Transcribe the records below exactly as they appear.

(Stored entries)
════════════════
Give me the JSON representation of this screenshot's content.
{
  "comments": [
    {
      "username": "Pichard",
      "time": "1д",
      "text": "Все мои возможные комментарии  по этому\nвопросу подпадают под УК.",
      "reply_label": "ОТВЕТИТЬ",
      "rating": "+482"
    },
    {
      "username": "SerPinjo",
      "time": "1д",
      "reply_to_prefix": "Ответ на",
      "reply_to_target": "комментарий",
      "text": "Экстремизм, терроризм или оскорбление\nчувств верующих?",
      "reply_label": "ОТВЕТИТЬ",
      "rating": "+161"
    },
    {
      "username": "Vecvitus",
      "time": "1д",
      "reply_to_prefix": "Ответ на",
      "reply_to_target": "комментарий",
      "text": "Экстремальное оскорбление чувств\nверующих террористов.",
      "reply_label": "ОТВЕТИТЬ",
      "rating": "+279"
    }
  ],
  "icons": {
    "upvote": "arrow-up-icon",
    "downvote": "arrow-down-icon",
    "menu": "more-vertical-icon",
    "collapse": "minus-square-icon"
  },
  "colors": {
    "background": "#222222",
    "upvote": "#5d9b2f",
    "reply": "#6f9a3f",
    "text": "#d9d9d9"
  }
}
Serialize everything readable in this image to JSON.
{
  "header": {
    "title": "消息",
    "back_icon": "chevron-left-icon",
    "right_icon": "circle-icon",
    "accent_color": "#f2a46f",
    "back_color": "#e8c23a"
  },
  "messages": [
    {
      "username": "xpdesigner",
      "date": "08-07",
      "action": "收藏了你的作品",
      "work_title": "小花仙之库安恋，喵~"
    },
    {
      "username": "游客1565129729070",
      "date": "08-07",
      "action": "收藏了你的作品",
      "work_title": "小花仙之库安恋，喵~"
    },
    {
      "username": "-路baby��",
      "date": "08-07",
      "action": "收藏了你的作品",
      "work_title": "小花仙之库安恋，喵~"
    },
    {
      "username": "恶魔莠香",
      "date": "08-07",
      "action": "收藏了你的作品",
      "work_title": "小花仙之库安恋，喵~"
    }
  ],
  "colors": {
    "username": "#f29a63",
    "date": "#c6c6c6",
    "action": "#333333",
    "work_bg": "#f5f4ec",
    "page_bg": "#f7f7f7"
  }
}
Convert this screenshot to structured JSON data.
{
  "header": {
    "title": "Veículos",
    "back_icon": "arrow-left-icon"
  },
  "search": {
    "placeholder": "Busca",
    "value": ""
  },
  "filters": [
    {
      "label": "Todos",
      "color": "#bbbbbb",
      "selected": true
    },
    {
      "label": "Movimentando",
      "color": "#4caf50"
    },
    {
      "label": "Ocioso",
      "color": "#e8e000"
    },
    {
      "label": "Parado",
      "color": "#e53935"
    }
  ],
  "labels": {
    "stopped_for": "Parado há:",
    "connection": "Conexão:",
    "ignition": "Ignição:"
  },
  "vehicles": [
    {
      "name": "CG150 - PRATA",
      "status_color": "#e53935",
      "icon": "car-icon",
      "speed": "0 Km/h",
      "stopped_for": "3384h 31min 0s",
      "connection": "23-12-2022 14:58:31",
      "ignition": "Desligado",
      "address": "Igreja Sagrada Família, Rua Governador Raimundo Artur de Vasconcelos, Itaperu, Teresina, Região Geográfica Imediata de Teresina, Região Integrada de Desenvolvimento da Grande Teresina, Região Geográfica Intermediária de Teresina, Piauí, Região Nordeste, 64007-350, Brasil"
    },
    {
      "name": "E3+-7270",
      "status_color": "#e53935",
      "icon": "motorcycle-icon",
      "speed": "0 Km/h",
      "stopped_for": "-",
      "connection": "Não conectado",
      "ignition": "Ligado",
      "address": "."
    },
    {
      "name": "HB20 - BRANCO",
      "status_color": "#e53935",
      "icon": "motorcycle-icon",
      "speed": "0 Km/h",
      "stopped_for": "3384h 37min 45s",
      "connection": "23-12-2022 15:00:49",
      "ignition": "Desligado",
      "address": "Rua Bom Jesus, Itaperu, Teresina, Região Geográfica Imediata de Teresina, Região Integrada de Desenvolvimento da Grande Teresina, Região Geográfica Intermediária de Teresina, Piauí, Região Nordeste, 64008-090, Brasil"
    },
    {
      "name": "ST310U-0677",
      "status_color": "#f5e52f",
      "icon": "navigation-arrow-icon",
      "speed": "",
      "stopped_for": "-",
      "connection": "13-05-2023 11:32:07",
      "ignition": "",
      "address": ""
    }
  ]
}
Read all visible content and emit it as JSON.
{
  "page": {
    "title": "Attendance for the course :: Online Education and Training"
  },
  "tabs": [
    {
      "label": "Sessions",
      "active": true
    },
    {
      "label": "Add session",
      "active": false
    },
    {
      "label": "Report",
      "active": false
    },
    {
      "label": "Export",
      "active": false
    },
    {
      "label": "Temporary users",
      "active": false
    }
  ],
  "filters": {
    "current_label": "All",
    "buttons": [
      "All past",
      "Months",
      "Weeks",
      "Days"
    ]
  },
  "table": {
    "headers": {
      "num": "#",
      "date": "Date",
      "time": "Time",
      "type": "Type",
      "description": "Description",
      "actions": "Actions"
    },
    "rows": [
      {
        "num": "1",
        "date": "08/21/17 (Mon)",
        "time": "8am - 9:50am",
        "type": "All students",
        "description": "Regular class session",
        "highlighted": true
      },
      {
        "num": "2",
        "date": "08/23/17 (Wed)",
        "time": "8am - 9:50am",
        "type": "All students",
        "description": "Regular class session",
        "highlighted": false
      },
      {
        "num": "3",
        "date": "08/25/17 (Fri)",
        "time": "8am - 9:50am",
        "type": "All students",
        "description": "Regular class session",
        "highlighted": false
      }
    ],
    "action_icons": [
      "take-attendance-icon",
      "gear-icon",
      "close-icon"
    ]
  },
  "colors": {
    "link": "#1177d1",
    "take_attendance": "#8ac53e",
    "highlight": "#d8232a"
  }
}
════════════════
## Expected answer
Give me the JSON representation of this screenshot's content.
{
  "comments": [
    {
      "username": "Pichard",
      "time": "1д",
      "text": "Все мои возможные комментарии  по этому\nвопросу подпадают под УК.",
      "reply_label": "ОТВЕТИТЬ",
      "rating": "+482"
    },
    {
      "username": "SerPinjo",
      "time": "1д",
      "reply_to_prefix": "Ответ на",
      "reply_to_target": "комментарий",
      "text": "Экстремизм, терроризм или оскорбление\nчувств верующих?",
      "reply_label": "ОТВЕТИТЬ",
      "rating": "+161"
    },
    {
      "username": "Vecvitus",
      "time": "1д",
      "reply_to_prefix": "Ответ на",
      "reply_to_target": "комментарий",
      "text": "Экстремальное оскорбление чувств\nверующих террористов.",
      "reply_label": "ОТВЕТИТЬ",
      "rating": "+279"
    }
  ],
  "icons": {
    "upvote": "arrow-up-icon",
    "downvote": "arrow-down-icon",
    "menu": "more-vertical-icon",
    "collapse": "minus-square-icon"
  },
  "colors": {
    "background": "#222222",
    "upvote": "#5d9b2f",
    "reply": "#6f9a3f",
    "text": "#d9d9d9"
  }
}
Serialize everything readable in this image to JSON.
{
  "header": {
    "title": "消息",
    "back_icon": "chevron-left-icon",
    "right_icon": "circle-icon",
    "accent_color": "#f2a46f",
    "back_color": "#e8c23a"
  },
  "messages": [
    {
      "username": "xpdesigner",
      "date": "08-07",
      "action": "收藏了你的作品",
      "work_title": "小花仙之库安恋，喵~"
    },
    {
      "username": "游客1565129729070",
      "date": "08-07",
      "action": "收藏了你的作品",
      "work_title": "小花仙之库安恋，喵~"
    },
    {
      "username": "-路baby��",
      "date": "08-07",
      "action": "收藏了你的作品",
      "work_title": "小花仙之库安恋，喵~"
    },
    {
      "username": "恶魔莠香",
      "date": "08-07",
      "action": "收藏了你的作品",
      "work_title": "小花仙之库安恋，喵~"
    }
  ],
  "colors": {
    "username": "#f29a63",
    "date": "#c6c6c6",
    "action": "#333333",
    "work_bg": "#f5f4ec",
    "page_bg": "#f7f7f7"
  }
}
Convert this screenshot to structured JSON data.
{
  "header": {
    "title": "Veículos",
    "back_icon": "arrow-left-icon"
  },
  "search": {
    "placeholder": "Busca",
    "value": ""
  },
  "filters": [
    {
      "label": "Todos",
      "color": "#bbbbbb",
      "selected": true
    },
    {
      "label": "Movimentando",
      "color": "#4caf50"
    },
    {
      "label": "Ocioso",
      "color": "#e8e000"
    },
    {
      "label": "Parado",
      "color": "#e53935"
    }
  ],
  "labels": {
    "stopped_for": "Parado há:",
    "connection": "Conexão:",
    "ignition": "Ignição:"
  },
  "vehicles": [
    {
      "name": "CG150 - PRATA",
      "status_color": "#e53935",
      "icon": "car-icon",
      "speed": "0 Km/h",
      "stopped_for": "3384h 31min 0s",
      "connection": "23-12-2022 14:58:31",
      "ignition": "Desligado",
      "address": "Igreja Sagrada Família, Rua Governador Raimundo Artur de Vasconcelos, Itaperu, Teresina, Região Geográfica Imediata de Teresina, Região Integrada de Desenvolvimento da Grande Teresina, Região Geográfica Intermediária de Teresina, Piauí, Região Nordeste, 64007-350, Brasil"
    },
    {
      "name": "E3+-7270",
      "status_color": "#e53935",
      "icon": "motorcycle-icon",
      "speed": "0 Km/h",
      "stopped_for": "-",
      "connection": "Não conectado",
      "ignition": "Ligado",
      "address": "."
    },
    {
      "name": "HB20 - BRANCO",
      "status_color": "#e53935",
      "icon": "motorcycle-icon",
      "speed": "0 Km/h",
      "stopped_for": "3384h 37min 45s",
      "connection": "23-12-2022 15:00:49",
      "ignition": "Desligado",
      "address": "Rua Bom Jesus, Itaperu, Teresina, Região Geográfica Imediata de Teresina, Região Integrada de Desenvolvimento da Grande Teresina, Região Geográfica Intermediária de Teresina, Piauí, Região Nordeste, 64008-090, Brasil"
    },
    {
      "name": "ST310U-0677",
      "status_color": "#f5e52f",
      "icon": "navigation-arrow-icon",
      "speed": "",
      "stopped_for": "-",
      "connection": "13-05-2023 11:32:07",
      "ignition": "",
      "address": ""
    }
  ]
}
Read all visible content and emit it as JSON.
{
  "page": {
    "title": "Attendance for the course :: Online Education and Training"
  },
  "tabs": [
    {
      "label": "Sessions",
      "active": true
    },
    {
      "label": "Add session",
      "active": false
    },
    {
      "label": "Report",
      "active": false
    },
    {
      "label": "Export",
      "active": false
    },
    {
      "label": "Temporary users",
      "active": false
    }
  ],
  "filters": {
    "current_label": "All",
    "buttons": [
      "All past",
      "Months",
      "Weeks",
      "Days"
    ]
  },
  "table": {
    "headers": {
      "num": "#",
      "date": "Date",
      "time": "Time",
      "type": "Type",
      "description": "Description",
      "actions": "Actions"
    },
    "rows": [
      {
        "num": "1",
        "date": "08/21/17 (Mon)",
        "time": "8am - 9:50am",
        "type": "All students",
        "description": "Regular class session",
        "highlighted": true
      },
      {
        "num": "2",
        "date": "08/23/17 (Wed)",
        "time": "8am - 9:50am",
        "type": "All students",
        "description": "Regular class session",
        "highlighted": false
      },
      {
        "num": "3",
        "date": "08/25/17 (Fri)",
        "time": "8am - 9:50am",
        "type": "All students",
        "description": "Regular class session",
        "highlighted": false
      }
    ],
    "action_icons": [
      "take-attendance-icon",
      "gear-icon",
      "close-icon"
    ]
  },
  "colors": {
    "link": "#1177d1",
    "take_attendance": "#8ac53e",
    "highlight": "#d8232a"
  }
}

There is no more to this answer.